## Exercise brief
Pictures stay out of the copy; restate everything else in the material exactly.

## begin

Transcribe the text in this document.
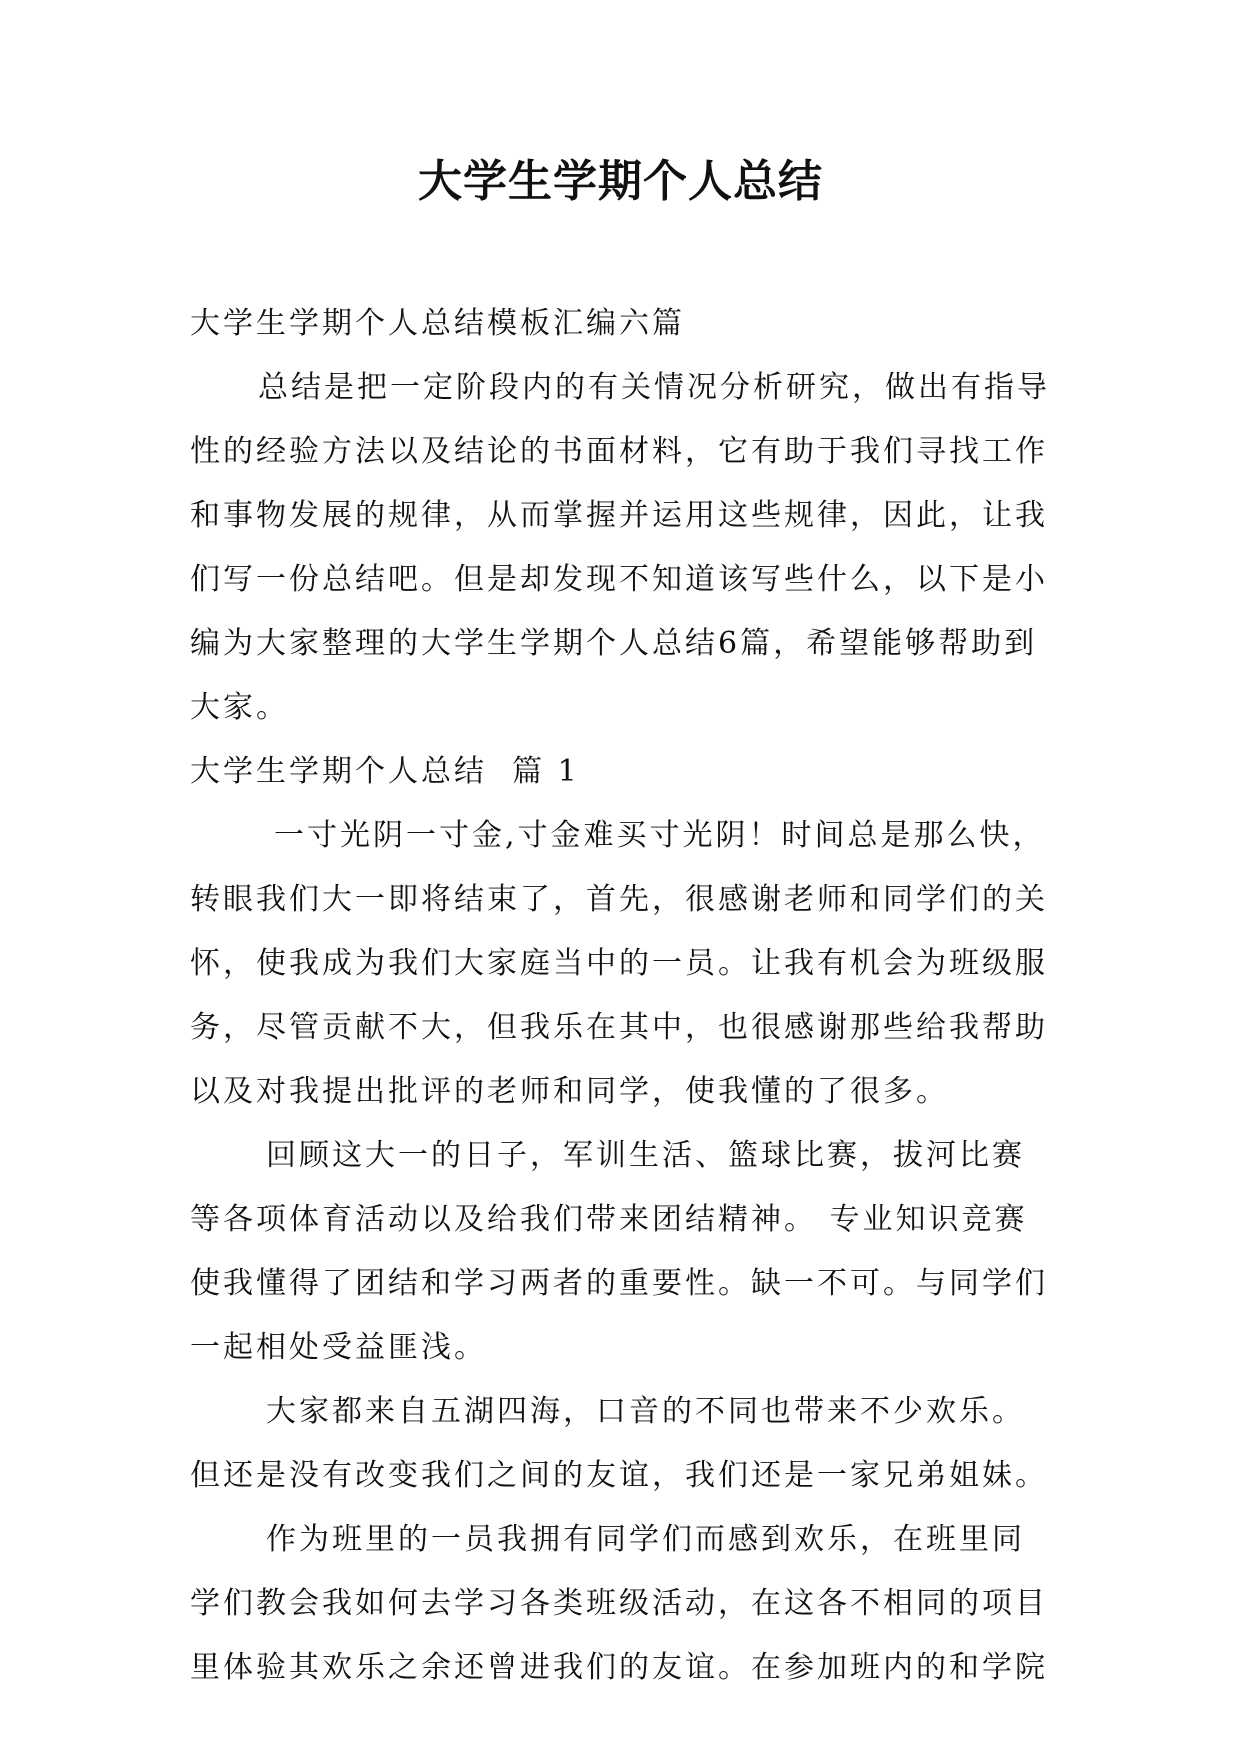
大学生学期个人总结

大学生学期个人总结模板汇编六篇

总结是把一定阶段内的有关情况分析研究，做出有指导性的经验方法以及结论的书面材料，它有助于我们寻找工作和事物发展的规律，从而掌握并运用这些规律，因此，让我们写一份总结吧。但是却发现不知道该写些什么，以下是小编为大家整理的大学生学期个人总结6篇，希望能够帮助到大家。

大学生学期个人总结  篇 1

一寸光阴一寸金,寸金难买寸光阴！时间总是那么快，转眼我们大一即将结束了，首先，很感谢老师和同学们的关怀，使我成为我们大家庭当中的一员。让我有机会为班级服务，尽管贡献不大，但我乐在其中，也很感谢那些给我帮助以及对我提出批评的老师和同学，使我懂的了很多。

回顾这大一的日子，军训生活、篮球比赛，拔河比赛等各项体育活动以及给我们带来团结精神。 专业知识竞赛使我懂得了团结和学习两者的重要性。缺一不可。与同学们一起相处受益匪浅。

大家都来自五湖四海，口音的不同也带来不少欢乐。但还是没有改变我们之间的友谊，我们还是一家兄弟姐妹。

作为班里的一员我拥有同学们而感到欢乐，在班里同学们教会我如何去学习各类班级活动，在这各不相同的项目里体验其欢乐之余还曾进我们的友谊。在参加班内的和学院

## end

## Output of the exercise
Transcribe the text in this document.
大学生学期个人总结

大学生学期个人总结模板汇编六篇

总结是把一定阶段内的有关情况分析研究，做出有指导性的经验方法以及结论的书面材料，它有助于我们寻找工作和事物发展的规律，从而掌握并运用这些规律，因此，让我们写一份总结吧。但是却发现不知道该写些什么，以下是小编为大家整理的大学生学期个人总结6篇，希望能够帮助到大家。

大学生学期个人总结  篇 1

一寸光阴一寸金,寸金难买寸光阴！时间总是那么快，转眼我们大一即将结束了，首先，很感谢老师和同学们的关怀，使我成为我们大家庭当中的一员。让我有机会为班级服务，尽管贡献不大，但我乐在其中，也很感谢那些给我帮助以及对我提出批评的老师和同学，使我懂的了很多。

回顾这大一的日子，军训生活、篮球比赛，拔河比赛等各项体育活动以及给我们带来团结精神。 专业知识竞赛使我懂得了团结和学习两者的重要性。缺一不可。与同学们一起相处受益匪浅。

大家都来自五湖四海，口音的不同也带来不少欢乐。但还是没有改变我们之间的友谊，我们还是一家兄弟姐妹。

作为班里的一员我拥有同学们而感到欢乐，在班里同学们教会我如何去学习各类班级活动，在这各不相同的项目里体验其欢乐之余还曾进我们的友谊。在参加班内的和学院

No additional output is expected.